◆ What is required
Look through the lines below and extract each one that contains "朗读课文".

◆ Records to process
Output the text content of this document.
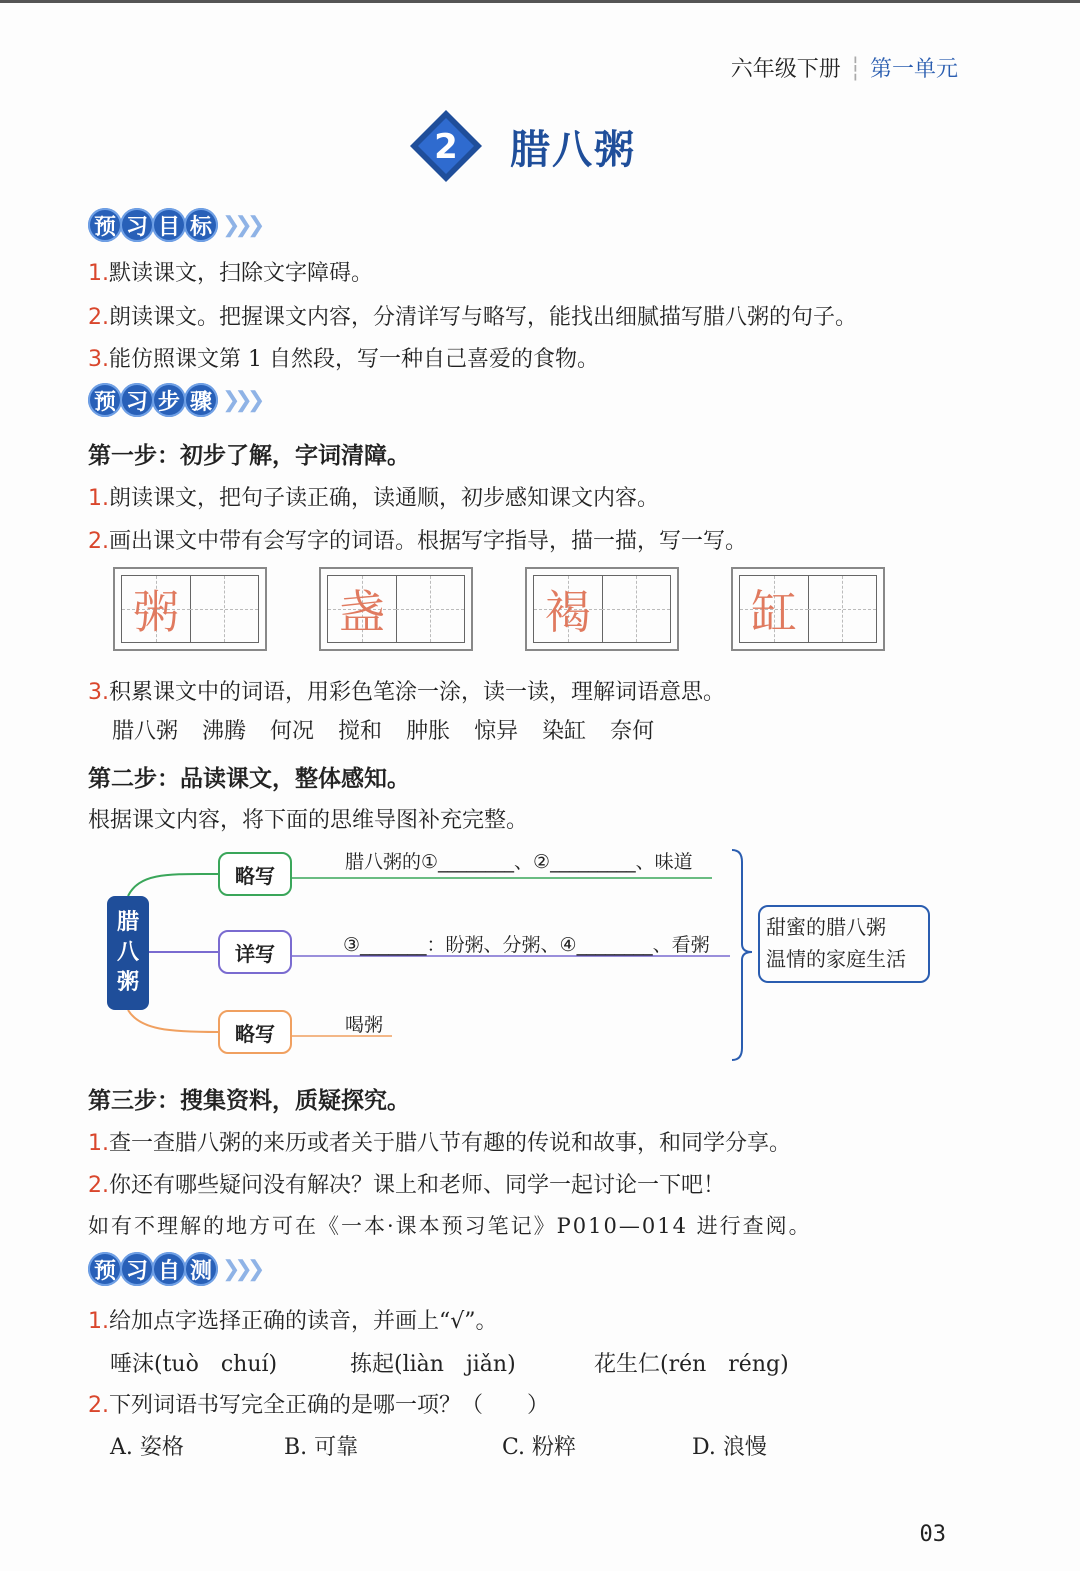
六年级下册 ┆ 第一单元
2 腊八粥
预 习 目 标 ❯❯❯
1.默读课文，扫除文字障碍。
2.朗读课文。把握课文内容，分清详写与略写，能找出细腻描写腊八粥的句子。
3.能仿照课文第 1 自然段，写一种自己喜爱的食物。
预 习 步 骤 ❯❯❯
第一步：初步了解，字词清障。
1.朗读课文，把句子读正确，读通顺，初步感知课文内容。
2.画出课文中带有会写字的词语。根据写字指导，描一描，写一写。
粥	盏	褐	缸
3.积累课文中的词语，用彩色笔涂一涂，读一读，理解词语意思。
腊八粥 沸腾 何况 搅和 肿胀 惊异 染缸 奈何
第二步：品读课文，整体感知。
根据课文内容，将下面的思维导图补充完整。
腊
八
粥
略写
详写
略写
腊八粥的①________、②_________、味道
③_______：盼粥、分粥、④________、看粥
喝粥
甜蜜的腊八粥
温情的家庭生活
第三步：搜集资料，质疑探究。
1.查一查腊八粥的来历或者关于腊八节有趣的传说和故事，和同学分享。
2.你还有哪些疑问没有解决？课上和老师、同学一起讨论一下吧！
如有不理解的地方可在《一本·课本预习笔记》P010—014 进行查阅。
预 习 自 测 ❯❯❯
1.给加点字选择正确的读音，并画上“√”。
唾沫(tuò　chuí)	拣起(liàn　jiǎn)	花生仁(rén　réng)
2.下列词语书写完全正确的是哪一项？（　　）
A. 姿格	B. 可靠	C. 粉粹	D. 浪慢
03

◆ Full output
2.朗读课文。把握课文内容，分清详写与略写，能找出细腻描写腊八粥的句子。
1.朗读课文，把句子读正确，读通顺，初步感知课文内容。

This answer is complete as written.